_Tasks and exercises_:
a - From the Monotype Spark article, copy everything from "Monotype Spark brings" down to "easier to read.".
b - According to the Monotype Spark article, what are the Things that make up the Internet of Things generally based on?
c - List the parts that make up Monotype's Spark platform, as the article about it describes them.

_Page text_:

_ _ _ _

Monotype Spark brings beautiful typography to cars, watches and medical devices

2015 is apparently the year of the Internet of Things – including wearables and in-car displays – and new tech from Monotype aims to allow designers to make them easier to read.

This year's Consumer Electronics Show (CES) in Las Vegas is full of Things. These Things are relatively-low-powered devices that collect or give you information and pass that to and/or from other devices and services over the Internet: watches, medical and health devices, home and life -automation thingummies that connect everything in your life together for reasons both useful and meaningless. As well as existing independently, these devices are also integrated into other things you own from music systems to car information and music systems (the car industry calls this an infotainment system, for which it should go away and take a good hard look at itself).

The Things that make up this Internet of Things are generally based on cheap ARM chips. Type is usually displayed using bitmap fonts – fonts comprised of a fixed set of pixels – which are easy to process but aren't great for legibility (or looking good or fitting within brand guidelines) as they scale and kern poorly. These can also take up a lot of RAM if you want to support more than one language set – and these devices are short on RAM too.

Monotype's Spark platform aims to make type on such devices more elegant – and therefore more legible and the devices more useful. The platform has two separate incarnations that run on different levels of device – iType Spark and WorldType Shaper – plus a series of fonts that have been optimised for use on low-powered devices.

_ _ _ _

Document layout analysis data:

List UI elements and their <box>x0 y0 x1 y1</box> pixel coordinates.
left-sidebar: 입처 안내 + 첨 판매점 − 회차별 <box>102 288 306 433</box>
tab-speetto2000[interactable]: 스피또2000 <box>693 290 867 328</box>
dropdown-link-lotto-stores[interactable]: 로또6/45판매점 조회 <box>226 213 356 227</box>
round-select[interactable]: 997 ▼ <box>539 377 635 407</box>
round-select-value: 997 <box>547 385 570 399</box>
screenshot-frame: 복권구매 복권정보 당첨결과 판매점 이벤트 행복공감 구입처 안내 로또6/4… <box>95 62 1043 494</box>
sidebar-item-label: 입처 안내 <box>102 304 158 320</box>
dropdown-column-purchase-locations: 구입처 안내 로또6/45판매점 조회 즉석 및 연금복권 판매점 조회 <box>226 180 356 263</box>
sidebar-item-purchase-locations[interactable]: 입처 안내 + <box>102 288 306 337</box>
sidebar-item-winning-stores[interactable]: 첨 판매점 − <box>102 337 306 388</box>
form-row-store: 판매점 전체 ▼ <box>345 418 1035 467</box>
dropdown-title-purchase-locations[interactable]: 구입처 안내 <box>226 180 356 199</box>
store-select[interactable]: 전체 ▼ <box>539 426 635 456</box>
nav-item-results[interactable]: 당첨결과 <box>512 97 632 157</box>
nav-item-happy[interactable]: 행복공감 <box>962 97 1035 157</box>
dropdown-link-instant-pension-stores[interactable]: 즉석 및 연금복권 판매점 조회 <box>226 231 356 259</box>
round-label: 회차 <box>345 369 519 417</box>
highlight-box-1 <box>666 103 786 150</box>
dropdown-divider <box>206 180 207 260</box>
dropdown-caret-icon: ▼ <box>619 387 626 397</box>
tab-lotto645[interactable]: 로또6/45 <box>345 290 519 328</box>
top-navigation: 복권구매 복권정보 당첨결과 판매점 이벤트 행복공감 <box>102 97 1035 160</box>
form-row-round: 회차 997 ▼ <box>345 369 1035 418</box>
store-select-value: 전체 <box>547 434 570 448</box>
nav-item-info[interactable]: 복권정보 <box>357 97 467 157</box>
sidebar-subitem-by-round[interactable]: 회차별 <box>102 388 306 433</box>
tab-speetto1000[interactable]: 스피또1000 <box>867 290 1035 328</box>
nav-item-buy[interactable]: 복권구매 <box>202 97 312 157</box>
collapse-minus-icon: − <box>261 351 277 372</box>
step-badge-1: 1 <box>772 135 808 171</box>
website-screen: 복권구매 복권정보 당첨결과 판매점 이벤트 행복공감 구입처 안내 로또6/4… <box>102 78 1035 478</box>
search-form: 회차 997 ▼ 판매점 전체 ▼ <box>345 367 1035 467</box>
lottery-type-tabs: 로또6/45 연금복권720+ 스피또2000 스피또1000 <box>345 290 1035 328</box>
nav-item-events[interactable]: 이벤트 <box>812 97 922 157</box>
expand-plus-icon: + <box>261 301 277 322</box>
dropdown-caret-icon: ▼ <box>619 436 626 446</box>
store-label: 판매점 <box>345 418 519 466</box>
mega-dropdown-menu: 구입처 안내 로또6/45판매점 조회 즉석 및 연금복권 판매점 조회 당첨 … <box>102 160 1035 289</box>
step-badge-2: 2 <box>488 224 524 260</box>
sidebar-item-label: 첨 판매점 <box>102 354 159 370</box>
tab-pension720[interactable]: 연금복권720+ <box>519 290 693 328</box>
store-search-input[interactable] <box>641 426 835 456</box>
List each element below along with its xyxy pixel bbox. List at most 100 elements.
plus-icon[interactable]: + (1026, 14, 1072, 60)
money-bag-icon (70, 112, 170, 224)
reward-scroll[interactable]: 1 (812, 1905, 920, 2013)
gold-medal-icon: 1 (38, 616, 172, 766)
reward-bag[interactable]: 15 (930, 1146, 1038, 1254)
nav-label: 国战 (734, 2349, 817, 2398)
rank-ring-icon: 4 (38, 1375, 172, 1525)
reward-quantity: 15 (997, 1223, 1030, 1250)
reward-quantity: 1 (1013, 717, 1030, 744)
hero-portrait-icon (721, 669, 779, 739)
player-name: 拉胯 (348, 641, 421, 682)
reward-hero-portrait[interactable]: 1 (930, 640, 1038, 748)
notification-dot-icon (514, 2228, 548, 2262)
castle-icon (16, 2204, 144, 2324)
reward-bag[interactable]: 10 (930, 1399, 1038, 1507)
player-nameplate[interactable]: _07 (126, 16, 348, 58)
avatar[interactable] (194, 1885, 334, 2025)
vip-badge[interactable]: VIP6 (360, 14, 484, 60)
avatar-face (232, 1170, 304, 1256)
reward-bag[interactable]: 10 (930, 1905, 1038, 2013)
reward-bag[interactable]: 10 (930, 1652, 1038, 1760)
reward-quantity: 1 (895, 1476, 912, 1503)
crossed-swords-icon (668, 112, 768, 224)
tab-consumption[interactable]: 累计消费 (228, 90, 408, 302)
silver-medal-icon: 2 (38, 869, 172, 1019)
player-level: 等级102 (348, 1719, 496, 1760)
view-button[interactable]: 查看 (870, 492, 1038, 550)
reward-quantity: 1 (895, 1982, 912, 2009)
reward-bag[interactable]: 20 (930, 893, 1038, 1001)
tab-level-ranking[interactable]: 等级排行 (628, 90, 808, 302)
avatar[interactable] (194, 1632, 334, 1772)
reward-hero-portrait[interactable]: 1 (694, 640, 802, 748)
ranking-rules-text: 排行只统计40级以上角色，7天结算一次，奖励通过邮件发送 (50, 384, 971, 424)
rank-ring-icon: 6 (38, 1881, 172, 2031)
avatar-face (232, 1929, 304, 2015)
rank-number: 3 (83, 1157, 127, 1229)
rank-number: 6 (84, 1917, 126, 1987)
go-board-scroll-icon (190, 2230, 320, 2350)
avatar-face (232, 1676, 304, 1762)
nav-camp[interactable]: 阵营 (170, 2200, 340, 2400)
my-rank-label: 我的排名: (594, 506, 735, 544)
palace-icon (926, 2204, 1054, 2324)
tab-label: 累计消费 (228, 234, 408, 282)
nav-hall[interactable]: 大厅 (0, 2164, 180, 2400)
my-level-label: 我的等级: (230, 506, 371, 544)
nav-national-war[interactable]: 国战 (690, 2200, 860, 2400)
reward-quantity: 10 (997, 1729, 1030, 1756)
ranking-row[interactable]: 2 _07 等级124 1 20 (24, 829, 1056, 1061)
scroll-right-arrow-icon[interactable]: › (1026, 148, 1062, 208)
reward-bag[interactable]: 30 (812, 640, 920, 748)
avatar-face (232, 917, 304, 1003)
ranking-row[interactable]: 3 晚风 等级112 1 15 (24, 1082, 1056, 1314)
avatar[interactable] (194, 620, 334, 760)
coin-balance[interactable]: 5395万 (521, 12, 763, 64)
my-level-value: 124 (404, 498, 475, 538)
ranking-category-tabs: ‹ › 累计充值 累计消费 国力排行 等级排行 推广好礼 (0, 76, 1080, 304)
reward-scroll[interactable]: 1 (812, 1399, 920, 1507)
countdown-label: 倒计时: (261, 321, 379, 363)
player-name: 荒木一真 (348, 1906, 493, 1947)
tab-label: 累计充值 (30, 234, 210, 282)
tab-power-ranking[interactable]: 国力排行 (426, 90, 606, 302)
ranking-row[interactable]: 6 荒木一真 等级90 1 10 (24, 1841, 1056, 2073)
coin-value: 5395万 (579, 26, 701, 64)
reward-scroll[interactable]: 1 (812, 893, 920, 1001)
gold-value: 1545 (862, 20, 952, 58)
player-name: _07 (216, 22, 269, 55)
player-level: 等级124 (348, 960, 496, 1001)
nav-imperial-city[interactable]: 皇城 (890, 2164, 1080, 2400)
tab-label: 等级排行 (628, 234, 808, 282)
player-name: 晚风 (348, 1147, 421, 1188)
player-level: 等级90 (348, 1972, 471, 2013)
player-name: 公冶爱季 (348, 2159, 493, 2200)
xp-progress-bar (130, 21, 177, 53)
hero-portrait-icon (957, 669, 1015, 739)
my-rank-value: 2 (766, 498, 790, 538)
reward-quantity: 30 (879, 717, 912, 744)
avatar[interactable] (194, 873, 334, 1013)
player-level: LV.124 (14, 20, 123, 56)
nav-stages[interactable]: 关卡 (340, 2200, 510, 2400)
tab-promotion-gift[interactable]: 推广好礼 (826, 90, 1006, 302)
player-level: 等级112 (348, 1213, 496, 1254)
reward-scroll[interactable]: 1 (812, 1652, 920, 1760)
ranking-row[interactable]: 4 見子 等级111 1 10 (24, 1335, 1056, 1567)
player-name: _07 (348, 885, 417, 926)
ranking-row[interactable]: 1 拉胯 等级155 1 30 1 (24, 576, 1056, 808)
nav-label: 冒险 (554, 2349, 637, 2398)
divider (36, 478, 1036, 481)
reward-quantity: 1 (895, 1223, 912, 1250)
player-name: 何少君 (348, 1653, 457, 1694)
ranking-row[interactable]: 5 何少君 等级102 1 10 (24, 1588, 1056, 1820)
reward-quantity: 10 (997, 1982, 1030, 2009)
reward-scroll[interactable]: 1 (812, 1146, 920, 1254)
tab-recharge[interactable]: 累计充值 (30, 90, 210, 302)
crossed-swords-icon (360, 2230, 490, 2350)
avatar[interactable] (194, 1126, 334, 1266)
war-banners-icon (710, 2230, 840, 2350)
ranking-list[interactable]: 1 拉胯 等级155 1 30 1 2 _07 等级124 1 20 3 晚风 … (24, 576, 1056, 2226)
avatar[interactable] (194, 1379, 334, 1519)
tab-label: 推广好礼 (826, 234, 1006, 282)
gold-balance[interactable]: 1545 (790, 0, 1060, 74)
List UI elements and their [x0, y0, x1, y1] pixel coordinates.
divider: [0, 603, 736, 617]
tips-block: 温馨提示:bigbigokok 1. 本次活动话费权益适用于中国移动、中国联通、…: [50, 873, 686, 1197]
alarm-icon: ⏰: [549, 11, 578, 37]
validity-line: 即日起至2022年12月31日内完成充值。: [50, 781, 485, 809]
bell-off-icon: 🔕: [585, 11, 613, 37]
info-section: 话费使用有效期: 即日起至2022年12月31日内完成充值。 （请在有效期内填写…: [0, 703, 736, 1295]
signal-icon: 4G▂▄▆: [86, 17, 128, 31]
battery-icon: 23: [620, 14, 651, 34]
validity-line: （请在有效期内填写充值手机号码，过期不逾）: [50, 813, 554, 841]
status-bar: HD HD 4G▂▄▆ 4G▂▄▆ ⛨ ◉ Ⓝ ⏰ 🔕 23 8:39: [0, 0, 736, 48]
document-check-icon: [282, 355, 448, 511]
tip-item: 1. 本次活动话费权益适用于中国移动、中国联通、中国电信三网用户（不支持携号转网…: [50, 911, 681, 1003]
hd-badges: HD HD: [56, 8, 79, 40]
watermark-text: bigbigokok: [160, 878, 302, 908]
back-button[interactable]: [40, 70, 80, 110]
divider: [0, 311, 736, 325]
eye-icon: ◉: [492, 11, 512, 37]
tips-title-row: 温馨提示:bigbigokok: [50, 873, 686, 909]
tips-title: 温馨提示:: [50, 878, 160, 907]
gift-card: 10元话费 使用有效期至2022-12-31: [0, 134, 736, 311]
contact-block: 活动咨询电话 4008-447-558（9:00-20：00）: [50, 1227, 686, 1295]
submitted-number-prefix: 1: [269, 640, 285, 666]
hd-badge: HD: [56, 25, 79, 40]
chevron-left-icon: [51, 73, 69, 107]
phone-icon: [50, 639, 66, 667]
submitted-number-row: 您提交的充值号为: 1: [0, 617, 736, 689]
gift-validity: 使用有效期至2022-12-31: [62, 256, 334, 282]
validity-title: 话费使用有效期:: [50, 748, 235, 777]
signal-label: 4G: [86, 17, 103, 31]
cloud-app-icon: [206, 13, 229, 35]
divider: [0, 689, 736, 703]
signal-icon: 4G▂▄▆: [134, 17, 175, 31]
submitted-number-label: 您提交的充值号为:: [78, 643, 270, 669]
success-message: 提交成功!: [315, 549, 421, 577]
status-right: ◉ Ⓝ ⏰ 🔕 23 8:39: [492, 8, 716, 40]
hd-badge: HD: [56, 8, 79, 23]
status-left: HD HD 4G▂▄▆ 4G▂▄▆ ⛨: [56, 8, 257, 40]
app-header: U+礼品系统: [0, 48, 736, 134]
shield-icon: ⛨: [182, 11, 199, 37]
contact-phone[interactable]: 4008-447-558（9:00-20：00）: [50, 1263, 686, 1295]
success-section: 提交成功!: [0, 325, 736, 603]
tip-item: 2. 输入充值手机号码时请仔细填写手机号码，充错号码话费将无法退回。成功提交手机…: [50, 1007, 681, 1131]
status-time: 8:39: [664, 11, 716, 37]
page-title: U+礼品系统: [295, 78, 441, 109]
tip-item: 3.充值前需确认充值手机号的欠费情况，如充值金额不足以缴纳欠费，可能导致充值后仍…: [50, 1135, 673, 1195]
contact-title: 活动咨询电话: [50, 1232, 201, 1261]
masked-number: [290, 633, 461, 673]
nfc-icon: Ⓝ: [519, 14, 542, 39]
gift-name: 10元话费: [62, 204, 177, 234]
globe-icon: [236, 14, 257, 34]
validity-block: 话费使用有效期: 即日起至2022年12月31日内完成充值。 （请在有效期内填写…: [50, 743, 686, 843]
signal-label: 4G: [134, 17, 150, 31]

_ _ _ _

_Per-task answers_:
a -
Monotype Spark brings beautiful typography to cars, watches and medical devices

2015 is apparently the year of the Internet of Things – including wearables and in-car displays – and new tech from Monotype aims to allow designers to make them easier to read.

b - Cheap ARM chips.

c -
- iType Spark
- WorldType Shaper
- A series of fonts optimized for use on low-powered devices